-- START --
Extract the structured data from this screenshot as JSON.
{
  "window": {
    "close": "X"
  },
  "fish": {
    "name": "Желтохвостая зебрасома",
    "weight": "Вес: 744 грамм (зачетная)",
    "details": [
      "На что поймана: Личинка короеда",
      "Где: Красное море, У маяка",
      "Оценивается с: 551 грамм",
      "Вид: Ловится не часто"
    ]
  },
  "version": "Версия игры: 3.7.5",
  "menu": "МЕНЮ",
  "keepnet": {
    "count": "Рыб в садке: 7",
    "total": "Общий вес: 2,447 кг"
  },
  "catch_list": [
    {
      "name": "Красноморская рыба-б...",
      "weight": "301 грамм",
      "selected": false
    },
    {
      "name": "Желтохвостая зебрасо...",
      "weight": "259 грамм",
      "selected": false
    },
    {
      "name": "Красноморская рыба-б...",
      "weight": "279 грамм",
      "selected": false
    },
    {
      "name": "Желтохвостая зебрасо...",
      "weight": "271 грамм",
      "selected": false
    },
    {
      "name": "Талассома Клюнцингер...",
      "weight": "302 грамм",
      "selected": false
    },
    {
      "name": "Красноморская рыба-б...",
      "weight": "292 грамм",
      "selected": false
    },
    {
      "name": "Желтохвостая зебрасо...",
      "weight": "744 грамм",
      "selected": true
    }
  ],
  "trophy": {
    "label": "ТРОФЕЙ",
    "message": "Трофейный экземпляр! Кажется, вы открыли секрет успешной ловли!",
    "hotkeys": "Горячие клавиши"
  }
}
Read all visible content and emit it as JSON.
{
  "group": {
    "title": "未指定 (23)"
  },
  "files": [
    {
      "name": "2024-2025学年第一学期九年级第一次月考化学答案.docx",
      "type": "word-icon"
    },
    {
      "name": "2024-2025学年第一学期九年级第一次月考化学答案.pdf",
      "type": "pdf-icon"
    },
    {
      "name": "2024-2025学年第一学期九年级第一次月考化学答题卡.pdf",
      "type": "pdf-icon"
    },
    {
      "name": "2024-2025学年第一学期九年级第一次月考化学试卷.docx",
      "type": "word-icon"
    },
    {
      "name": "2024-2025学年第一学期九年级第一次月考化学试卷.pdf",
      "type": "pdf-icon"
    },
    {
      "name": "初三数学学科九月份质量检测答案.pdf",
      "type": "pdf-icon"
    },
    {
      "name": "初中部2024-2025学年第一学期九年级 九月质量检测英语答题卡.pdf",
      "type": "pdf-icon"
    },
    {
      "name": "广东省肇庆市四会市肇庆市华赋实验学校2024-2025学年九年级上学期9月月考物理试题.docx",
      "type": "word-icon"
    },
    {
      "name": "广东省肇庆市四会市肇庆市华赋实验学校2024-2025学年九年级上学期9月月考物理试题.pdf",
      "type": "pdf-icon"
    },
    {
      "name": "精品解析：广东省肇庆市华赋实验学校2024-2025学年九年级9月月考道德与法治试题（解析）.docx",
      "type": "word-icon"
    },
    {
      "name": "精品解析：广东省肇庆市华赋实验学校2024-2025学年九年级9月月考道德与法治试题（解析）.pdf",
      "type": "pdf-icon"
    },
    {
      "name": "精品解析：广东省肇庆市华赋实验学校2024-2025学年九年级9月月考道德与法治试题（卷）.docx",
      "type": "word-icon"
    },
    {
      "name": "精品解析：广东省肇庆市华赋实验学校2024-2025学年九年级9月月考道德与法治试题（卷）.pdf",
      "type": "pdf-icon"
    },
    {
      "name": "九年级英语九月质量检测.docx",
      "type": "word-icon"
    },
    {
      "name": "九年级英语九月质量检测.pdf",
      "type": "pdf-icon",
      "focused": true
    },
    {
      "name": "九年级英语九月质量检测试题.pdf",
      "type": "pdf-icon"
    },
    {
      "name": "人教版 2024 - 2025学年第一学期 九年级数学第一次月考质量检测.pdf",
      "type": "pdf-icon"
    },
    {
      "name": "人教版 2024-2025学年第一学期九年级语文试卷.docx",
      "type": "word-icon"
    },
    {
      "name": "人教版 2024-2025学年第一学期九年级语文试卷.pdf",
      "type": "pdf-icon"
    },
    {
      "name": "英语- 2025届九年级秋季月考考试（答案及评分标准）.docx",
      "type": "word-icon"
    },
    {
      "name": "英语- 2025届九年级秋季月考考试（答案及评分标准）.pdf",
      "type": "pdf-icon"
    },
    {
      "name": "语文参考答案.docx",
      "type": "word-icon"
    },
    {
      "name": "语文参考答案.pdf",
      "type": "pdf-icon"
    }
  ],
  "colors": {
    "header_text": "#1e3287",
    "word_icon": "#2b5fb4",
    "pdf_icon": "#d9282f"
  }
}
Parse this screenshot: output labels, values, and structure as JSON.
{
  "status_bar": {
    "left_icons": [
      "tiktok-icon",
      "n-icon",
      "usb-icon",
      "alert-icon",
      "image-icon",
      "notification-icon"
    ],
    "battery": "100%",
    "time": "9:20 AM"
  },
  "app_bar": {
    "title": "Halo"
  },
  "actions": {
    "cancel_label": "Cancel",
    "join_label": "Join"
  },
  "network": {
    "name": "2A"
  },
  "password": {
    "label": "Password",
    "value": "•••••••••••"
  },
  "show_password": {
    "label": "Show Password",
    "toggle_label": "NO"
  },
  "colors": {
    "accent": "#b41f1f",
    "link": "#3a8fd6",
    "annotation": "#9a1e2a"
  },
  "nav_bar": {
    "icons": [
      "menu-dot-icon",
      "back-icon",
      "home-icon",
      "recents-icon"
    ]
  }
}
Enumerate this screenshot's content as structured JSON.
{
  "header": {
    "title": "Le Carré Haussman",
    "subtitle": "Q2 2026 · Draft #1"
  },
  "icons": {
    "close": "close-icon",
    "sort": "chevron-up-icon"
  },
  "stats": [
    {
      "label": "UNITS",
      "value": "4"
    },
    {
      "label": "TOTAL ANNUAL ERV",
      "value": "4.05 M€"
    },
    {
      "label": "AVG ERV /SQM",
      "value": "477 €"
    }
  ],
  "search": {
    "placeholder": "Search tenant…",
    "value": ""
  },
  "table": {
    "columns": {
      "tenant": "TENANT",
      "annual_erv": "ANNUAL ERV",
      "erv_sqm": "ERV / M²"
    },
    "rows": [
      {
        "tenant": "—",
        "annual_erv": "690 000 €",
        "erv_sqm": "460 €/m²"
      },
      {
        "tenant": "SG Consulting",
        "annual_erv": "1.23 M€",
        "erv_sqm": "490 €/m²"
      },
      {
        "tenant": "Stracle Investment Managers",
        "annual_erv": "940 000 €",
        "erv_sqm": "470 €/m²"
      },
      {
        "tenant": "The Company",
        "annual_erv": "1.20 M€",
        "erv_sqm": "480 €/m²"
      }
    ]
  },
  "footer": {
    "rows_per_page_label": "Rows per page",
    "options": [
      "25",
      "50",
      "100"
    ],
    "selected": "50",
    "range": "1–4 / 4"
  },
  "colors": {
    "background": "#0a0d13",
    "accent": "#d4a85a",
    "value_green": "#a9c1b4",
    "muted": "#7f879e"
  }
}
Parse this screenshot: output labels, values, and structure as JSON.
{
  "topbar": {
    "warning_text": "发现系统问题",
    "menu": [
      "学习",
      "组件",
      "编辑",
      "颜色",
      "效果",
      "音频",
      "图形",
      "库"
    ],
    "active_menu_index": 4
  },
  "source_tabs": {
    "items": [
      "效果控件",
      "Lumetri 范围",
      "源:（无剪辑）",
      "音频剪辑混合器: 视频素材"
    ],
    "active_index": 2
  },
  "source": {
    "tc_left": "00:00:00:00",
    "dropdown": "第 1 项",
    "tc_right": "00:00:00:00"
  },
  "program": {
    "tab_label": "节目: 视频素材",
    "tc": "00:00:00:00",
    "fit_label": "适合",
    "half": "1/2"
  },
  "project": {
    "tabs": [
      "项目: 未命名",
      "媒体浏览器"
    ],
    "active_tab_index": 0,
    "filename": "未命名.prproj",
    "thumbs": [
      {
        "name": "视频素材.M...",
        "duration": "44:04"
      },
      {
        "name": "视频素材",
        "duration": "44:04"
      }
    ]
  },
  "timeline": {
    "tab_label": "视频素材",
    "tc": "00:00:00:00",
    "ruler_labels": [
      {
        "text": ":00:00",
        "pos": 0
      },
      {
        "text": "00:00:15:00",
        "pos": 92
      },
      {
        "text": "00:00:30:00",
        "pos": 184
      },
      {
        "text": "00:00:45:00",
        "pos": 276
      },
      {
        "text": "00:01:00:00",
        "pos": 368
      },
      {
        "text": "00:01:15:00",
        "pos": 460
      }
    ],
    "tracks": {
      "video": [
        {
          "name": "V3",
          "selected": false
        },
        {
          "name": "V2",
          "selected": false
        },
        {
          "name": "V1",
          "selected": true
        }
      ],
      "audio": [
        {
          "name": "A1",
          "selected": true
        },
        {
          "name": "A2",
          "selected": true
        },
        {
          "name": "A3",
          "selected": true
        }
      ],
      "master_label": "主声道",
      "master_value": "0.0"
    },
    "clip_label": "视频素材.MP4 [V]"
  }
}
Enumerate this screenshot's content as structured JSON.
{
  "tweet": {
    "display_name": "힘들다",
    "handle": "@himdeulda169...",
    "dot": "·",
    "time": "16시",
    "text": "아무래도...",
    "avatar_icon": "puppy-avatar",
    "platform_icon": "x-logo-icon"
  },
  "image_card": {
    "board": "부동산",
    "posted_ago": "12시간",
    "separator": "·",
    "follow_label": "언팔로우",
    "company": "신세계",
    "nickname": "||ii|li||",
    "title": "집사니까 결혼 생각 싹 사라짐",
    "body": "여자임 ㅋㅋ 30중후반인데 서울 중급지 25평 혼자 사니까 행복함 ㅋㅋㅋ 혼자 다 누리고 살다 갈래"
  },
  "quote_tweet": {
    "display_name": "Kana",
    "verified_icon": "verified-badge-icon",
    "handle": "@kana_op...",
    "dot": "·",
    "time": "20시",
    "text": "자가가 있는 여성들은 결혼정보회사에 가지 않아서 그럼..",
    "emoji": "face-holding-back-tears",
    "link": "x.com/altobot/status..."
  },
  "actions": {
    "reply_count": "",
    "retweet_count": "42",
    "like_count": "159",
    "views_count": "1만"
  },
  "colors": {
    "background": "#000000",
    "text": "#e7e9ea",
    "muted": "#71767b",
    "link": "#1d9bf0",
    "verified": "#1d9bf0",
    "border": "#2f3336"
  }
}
-- END --
Copy each line that holds the word "weight".

    "weight": "Вес: 744 грамм (зачетная)",
      "weight": "301 грамм",
      "weight": "259 грамм",
      "weight": "279 грамм",
      "weight": "271 грамм",
      "weight": "302 грамм",
      "weight": "292 грамм",
      "weight": "744 грамм",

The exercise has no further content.